--- Provided entries ---
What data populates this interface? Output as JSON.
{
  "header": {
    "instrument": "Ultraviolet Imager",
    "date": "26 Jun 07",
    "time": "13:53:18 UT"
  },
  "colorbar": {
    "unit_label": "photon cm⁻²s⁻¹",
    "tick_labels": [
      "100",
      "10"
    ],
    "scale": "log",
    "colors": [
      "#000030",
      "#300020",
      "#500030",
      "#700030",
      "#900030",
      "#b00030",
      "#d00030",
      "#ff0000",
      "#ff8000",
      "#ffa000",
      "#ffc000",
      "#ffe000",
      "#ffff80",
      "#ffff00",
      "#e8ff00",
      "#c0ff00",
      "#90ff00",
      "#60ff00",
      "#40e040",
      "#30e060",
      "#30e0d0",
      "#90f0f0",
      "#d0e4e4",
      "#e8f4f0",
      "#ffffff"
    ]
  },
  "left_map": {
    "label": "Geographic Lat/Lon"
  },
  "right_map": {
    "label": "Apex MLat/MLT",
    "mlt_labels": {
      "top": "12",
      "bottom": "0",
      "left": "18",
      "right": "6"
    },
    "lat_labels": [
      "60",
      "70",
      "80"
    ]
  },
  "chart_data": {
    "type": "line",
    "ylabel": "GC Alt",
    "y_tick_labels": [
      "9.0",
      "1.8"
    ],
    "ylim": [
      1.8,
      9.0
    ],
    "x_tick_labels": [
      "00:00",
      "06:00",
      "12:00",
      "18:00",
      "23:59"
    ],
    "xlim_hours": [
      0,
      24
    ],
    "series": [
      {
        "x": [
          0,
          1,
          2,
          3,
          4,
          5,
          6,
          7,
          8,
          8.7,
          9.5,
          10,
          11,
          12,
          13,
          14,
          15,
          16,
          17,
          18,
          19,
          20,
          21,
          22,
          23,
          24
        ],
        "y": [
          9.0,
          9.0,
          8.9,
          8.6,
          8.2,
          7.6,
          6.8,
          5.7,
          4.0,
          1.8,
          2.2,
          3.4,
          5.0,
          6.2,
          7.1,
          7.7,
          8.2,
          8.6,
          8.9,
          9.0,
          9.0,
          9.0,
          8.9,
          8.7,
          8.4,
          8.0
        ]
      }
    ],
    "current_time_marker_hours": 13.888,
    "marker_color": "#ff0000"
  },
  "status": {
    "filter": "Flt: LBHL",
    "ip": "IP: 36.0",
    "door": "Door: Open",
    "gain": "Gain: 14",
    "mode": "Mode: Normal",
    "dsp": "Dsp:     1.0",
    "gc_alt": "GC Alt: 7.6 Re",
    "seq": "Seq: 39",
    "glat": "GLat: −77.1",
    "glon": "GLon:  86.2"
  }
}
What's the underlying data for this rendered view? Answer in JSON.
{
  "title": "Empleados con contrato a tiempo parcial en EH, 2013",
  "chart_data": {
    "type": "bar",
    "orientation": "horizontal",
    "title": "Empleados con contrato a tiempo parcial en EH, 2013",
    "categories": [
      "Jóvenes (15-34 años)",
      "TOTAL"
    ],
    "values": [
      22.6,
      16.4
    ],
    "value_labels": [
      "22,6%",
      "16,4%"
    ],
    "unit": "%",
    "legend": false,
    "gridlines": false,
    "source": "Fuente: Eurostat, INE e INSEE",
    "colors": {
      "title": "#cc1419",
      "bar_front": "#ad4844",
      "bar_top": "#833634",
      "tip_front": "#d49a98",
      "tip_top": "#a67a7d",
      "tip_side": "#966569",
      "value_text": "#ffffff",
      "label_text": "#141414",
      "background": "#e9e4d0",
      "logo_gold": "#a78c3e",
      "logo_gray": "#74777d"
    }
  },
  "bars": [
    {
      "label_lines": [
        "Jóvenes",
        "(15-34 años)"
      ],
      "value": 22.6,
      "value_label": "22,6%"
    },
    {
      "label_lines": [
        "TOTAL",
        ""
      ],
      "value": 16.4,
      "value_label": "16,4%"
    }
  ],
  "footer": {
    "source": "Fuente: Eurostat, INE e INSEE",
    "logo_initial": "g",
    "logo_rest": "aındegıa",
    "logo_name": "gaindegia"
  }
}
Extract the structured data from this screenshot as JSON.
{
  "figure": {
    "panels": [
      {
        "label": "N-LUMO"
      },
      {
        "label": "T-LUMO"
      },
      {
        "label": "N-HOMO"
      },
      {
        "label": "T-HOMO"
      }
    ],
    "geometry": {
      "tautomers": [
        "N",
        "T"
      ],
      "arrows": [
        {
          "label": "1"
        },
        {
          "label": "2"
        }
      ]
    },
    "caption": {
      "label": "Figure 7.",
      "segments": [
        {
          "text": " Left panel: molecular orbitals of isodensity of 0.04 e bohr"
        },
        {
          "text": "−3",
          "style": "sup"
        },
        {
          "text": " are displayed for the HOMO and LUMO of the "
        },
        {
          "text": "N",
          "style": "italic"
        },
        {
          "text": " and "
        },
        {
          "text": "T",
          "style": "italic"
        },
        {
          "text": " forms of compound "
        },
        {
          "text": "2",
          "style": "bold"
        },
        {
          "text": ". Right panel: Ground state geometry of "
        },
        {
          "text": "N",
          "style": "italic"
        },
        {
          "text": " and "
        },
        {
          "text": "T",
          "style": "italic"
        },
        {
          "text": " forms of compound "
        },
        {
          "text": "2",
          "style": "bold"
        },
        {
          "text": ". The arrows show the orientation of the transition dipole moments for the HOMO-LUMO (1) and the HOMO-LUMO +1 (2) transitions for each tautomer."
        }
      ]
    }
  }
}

--- Written request ---
Copy exactly the lines above, from the one containing "Extract the structured" through the very last line.

--- Response for this exercise ---
Extract the structured data from this screenshot as JSON.
{
  "figure": {
    "panels": [
      {
        "label": "N-LUMO"
      },
      {
        "label": "T-LUMO"
      },
      {
        "label": "N-HOMO"
      },
      {
        "label": "T-HOMO"
      }
    ],
    "geometry": {
      "tautomers": [
        "N",
        "T"
      ],
      "arrows": [
        {
          "label": "1"
        },
        {
          "label": "2"
        }
      ]
    },
    "caption": {
      "label": "Figure 7.",
      "segments": [
        {
          "text": " Left panel: molecular orbitals of isodensity of 0.04 e bohr"
        },
        {
          "text": "−3",
          "style": "sup"
        },
        {
          "text": " are displayed for the HOMO and LUMO of the "
        },
        {
          "text": "N",
          "style": "italic"
        },
        {
          "text": " and "
        },
        {
          "text": "T",
          "style": "italic"
        },
        {
          "text": " forms of compound "
        },
        {
          "text": "2",
          "style": "bold"
        },
        {
          "text": ". Right panel: Ground state geometry of "
        },
        {
          "text": "N",
          "style": "italic"
        },
        {
          "text": " and "
        },
        {
          "text": "T",
          "style": "italic"
        },
        {
          "text": " forms of compound "
        },
        {
          "text": "2",
          "style": "bold"
        },
        {
          "text": ". The arrows show the orientation of the transition dipole moments for the HOMO-LUMO (1) and the HOMO-LUMO +1 (2) transitions for each tautomer."
        }
      ]
    }
  }
}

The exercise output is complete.